Within the records below, find each line that holds the string "html", then copy it.

==== Dataset records ====

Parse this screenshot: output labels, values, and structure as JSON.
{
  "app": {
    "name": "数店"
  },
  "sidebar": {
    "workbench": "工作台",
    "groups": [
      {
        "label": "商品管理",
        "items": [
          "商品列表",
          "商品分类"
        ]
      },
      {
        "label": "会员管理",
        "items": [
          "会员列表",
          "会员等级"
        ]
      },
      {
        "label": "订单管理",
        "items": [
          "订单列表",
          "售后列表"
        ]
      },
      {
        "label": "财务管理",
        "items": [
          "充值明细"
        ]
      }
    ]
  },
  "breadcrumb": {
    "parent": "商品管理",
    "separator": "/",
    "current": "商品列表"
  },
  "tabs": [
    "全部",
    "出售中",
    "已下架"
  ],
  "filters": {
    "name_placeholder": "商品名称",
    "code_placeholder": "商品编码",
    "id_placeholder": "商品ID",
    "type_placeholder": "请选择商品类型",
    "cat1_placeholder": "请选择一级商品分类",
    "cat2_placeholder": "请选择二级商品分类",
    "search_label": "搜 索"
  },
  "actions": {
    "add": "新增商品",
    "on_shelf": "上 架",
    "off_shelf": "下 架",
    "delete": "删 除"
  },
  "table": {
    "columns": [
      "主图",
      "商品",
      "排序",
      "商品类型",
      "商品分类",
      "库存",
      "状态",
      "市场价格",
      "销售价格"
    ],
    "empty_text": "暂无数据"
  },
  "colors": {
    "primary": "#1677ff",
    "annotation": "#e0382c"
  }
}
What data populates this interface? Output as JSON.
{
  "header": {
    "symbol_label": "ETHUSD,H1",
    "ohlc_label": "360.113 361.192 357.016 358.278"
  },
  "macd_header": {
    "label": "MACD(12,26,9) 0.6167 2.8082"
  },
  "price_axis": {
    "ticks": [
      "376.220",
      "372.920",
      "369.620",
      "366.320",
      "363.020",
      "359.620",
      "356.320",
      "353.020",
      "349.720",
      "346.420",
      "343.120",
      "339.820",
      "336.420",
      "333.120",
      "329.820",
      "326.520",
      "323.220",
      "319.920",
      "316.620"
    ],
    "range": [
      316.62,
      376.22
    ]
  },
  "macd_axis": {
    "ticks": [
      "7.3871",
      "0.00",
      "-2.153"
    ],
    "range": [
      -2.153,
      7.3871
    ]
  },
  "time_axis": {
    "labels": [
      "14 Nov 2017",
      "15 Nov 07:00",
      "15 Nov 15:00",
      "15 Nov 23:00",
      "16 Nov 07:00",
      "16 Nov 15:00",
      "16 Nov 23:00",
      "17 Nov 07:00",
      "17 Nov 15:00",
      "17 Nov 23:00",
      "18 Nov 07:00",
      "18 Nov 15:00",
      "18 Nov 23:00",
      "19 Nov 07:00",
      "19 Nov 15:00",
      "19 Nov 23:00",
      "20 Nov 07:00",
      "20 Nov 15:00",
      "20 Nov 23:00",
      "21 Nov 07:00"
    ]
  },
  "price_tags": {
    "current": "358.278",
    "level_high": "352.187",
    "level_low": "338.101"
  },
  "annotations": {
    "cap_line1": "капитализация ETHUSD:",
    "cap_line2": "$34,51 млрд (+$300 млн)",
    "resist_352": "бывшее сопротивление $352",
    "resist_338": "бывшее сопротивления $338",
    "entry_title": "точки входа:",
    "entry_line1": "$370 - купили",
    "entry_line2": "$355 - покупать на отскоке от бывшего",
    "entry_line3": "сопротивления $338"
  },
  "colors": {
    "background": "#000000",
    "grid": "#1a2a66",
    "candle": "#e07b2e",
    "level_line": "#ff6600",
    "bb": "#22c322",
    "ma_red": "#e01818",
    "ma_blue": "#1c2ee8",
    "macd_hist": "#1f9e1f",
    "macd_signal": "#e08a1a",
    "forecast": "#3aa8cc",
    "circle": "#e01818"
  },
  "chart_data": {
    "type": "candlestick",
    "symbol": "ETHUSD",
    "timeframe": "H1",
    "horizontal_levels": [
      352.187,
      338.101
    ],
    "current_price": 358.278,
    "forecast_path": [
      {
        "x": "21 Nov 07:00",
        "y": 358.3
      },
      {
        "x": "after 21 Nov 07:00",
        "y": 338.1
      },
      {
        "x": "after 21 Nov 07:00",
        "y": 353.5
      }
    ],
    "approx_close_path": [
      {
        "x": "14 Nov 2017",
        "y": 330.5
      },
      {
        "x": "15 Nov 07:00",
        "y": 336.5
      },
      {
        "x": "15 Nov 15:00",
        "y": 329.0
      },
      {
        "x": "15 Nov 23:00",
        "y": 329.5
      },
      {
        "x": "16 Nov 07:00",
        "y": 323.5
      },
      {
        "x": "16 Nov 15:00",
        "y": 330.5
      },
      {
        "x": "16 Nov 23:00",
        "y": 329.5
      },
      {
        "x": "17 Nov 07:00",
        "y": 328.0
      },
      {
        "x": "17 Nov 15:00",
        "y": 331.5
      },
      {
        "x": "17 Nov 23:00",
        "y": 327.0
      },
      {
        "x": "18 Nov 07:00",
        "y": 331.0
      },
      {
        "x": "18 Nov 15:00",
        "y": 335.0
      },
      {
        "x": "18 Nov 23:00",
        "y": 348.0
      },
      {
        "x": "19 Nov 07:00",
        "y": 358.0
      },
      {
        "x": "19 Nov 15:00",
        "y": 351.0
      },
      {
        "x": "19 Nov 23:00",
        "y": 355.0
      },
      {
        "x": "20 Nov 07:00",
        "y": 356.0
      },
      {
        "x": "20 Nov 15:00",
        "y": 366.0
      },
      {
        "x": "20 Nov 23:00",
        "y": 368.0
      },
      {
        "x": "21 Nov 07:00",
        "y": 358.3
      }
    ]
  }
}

====
==== Dataset records ====

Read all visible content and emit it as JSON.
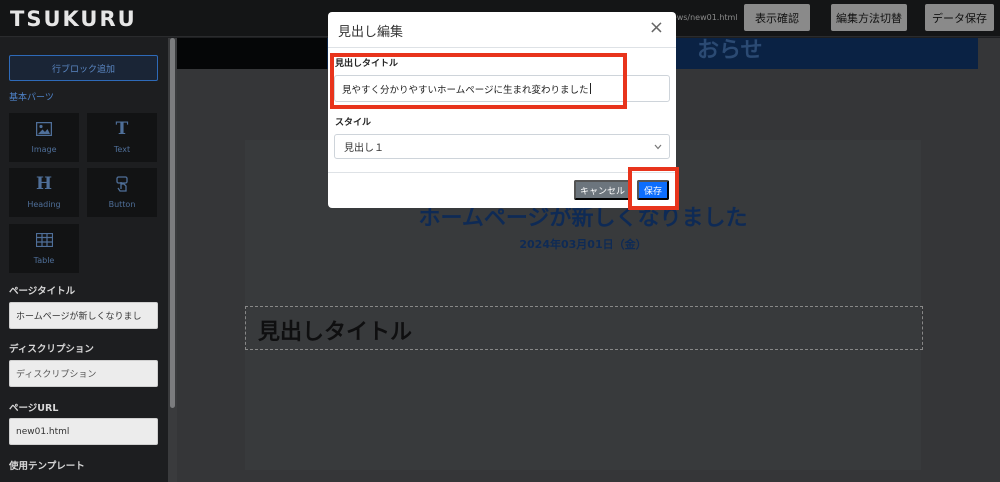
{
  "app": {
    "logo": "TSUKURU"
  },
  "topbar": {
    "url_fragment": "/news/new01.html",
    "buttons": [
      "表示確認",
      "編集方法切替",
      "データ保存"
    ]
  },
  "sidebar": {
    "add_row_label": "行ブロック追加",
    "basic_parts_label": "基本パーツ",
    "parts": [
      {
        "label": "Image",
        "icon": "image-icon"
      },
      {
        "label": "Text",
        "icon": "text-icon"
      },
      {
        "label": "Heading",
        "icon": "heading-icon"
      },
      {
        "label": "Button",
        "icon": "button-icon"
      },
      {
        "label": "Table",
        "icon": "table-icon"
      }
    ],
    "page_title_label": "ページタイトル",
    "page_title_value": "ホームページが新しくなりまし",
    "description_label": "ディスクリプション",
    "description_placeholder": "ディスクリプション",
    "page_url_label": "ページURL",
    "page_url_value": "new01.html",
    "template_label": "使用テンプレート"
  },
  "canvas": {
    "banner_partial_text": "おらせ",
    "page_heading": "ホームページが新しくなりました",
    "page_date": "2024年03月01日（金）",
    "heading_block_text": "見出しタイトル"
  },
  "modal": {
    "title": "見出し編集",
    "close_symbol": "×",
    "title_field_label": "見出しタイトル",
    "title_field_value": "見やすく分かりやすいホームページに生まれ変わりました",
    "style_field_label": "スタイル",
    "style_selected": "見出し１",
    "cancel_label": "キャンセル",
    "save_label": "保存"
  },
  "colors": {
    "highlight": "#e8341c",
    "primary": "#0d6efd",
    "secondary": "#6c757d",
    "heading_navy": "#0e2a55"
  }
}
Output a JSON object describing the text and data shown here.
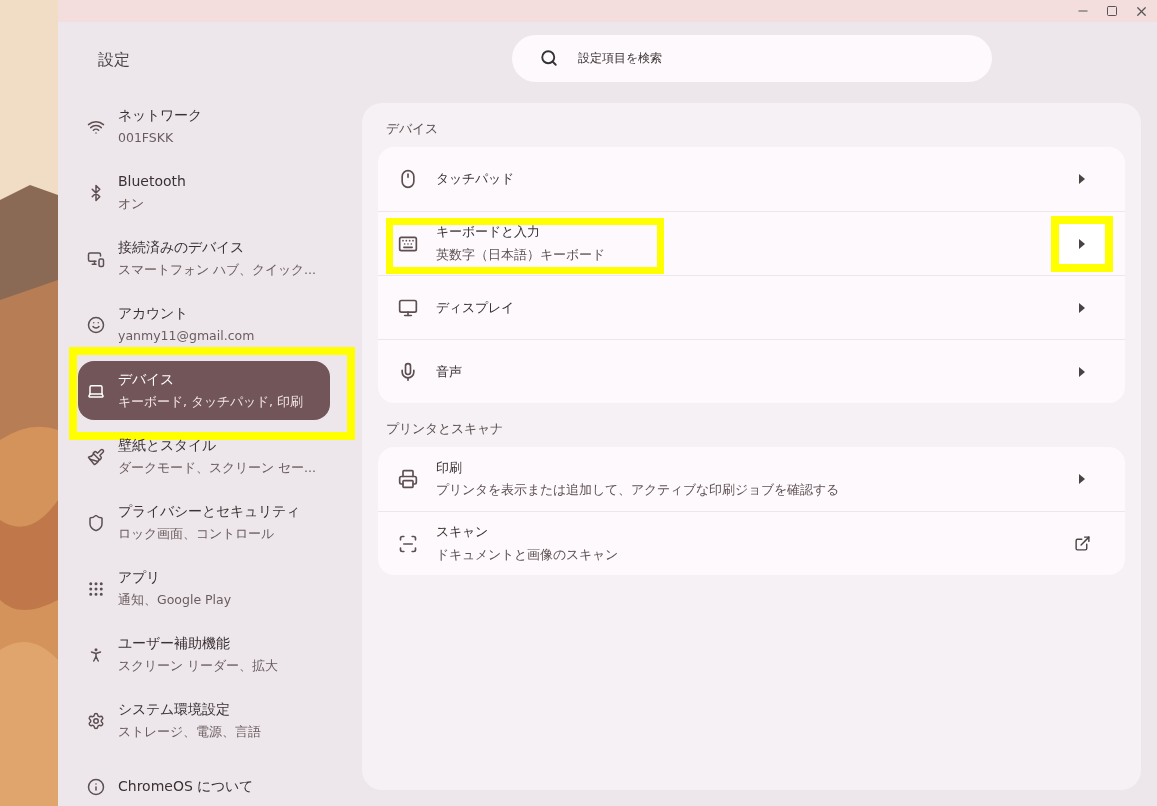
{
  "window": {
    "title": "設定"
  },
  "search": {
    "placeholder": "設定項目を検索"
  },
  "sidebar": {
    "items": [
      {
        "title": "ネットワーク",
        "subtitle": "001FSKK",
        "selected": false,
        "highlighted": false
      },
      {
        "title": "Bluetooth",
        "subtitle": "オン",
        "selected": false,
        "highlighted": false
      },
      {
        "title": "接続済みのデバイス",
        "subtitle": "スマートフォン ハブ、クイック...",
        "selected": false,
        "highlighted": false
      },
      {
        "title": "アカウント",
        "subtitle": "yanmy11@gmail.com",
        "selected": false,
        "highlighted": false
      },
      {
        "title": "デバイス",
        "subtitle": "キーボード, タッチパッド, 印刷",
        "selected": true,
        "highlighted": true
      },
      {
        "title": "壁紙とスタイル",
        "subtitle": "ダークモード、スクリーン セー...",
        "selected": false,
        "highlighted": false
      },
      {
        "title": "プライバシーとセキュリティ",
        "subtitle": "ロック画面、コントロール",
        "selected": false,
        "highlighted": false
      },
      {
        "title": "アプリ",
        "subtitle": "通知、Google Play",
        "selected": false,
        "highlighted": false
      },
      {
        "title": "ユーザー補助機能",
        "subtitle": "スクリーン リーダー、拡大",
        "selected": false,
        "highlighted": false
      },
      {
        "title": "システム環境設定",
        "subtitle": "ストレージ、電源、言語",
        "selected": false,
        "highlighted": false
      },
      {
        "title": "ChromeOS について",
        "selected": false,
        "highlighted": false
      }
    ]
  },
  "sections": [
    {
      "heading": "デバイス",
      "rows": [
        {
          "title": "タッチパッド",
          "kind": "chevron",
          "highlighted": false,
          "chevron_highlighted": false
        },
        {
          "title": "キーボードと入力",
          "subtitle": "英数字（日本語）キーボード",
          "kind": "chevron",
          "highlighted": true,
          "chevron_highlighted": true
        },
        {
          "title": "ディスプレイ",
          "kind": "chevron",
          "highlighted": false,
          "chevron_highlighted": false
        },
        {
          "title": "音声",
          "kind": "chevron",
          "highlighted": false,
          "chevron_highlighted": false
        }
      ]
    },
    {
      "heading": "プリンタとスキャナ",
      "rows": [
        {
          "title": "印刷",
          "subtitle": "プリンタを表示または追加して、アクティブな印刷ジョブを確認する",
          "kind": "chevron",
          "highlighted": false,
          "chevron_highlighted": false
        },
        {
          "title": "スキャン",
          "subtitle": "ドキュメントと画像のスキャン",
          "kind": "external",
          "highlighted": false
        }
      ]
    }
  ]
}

====
==== Dataset records ====

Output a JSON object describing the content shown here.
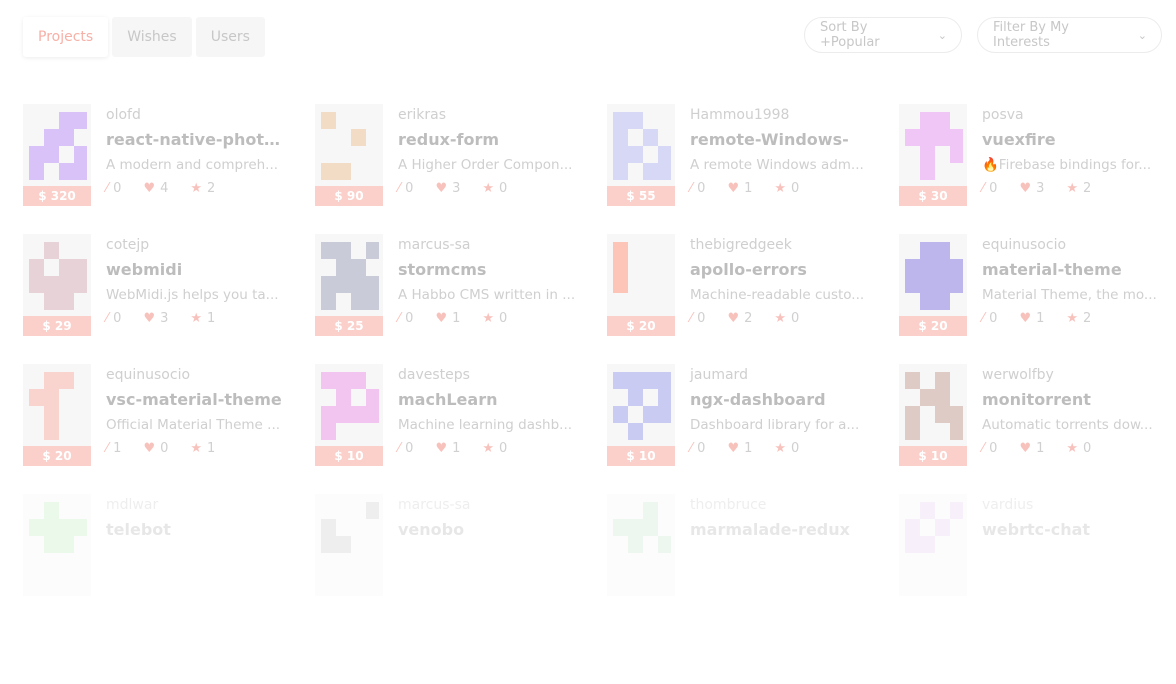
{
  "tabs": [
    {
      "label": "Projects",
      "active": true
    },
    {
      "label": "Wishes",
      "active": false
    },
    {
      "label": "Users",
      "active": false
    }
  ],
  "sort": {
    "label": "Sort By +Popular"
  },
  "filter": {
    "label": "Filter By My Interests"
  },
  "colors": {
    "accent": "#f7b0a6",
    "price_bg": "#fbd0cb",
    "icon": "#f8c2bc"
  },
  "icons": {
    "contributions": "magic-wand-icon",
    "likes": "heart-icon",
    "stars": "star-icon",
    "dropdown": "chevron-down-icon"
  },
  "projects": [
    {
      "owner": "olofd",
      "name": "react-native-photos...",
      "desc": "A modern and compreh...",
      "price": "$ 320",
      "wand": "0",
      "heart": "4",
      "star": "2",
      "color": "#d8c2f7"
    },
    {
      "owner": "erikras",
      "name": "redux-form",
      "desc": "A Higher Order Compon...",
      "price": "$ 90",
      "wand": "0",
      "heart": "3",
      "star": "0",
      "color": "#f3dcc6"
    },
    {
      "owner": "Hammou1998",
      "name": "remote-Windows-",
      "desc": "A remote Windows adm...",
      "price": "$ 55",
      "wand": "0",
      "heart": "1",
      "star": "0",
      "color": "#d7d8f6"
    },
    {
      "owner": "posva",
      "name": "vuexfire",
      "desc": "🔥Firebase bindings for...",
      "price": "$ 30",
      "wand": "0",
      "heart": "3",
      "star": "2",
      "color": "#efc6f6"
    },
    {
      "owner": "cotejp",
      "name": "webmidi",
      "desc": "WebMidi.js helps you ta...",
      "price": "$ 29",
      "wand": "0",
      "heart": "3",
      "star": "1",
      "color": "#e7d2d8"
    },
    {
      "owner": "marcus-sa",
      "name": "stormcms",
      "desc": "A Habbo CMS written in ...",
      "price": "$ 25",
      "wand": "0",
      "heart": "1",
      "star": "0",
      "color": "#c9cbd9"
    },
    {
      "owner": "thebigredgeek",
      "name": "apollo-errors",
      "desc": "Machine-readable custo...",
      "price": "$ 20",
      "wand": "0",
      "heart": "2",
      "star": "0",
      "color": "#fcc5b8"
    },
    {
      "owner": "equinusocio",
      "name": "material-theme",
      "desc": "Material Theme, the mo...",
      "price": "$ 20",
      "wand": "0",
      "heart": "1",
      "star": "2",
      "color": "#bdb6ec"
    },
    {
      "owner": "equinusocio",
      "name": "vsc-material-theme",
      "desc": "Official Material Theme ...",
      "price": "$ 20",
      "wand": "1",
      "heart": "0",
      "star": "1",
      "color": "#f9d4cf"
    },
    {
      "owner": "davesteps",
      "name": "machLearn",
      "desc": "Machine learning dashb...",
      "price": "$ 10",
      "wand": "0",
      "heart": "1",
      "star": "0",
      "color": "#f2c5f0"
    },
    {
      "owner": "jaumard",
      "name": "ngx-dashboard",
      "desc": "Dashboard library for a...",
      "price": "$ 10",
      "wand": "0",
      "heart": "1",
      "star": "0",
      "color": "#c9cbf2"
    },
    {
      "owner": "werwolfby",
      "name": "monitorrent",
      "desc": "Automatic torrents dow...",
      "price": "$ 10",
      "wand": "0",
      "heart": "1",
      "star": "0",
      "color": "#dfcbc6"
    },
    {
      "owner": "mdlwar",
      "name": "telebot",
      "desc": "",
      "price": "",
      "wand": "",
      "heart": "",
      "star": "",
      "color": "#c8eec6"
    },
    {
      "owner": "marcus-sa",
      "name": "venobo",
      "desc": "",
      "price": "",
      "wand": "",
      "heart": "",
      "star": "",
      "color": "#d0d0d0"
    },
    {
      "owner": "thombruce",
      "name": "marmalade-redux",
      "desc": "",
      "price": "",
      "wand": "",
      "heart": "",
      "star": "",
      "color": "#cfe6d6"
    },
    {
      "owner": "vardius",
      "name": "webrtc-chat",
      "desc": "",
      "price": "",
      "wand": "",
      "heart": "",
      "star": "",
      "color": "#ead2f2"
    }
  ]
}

====

## The response
    "url_fragment": "/news/new01.html",
    "page_url_value": "new01.html",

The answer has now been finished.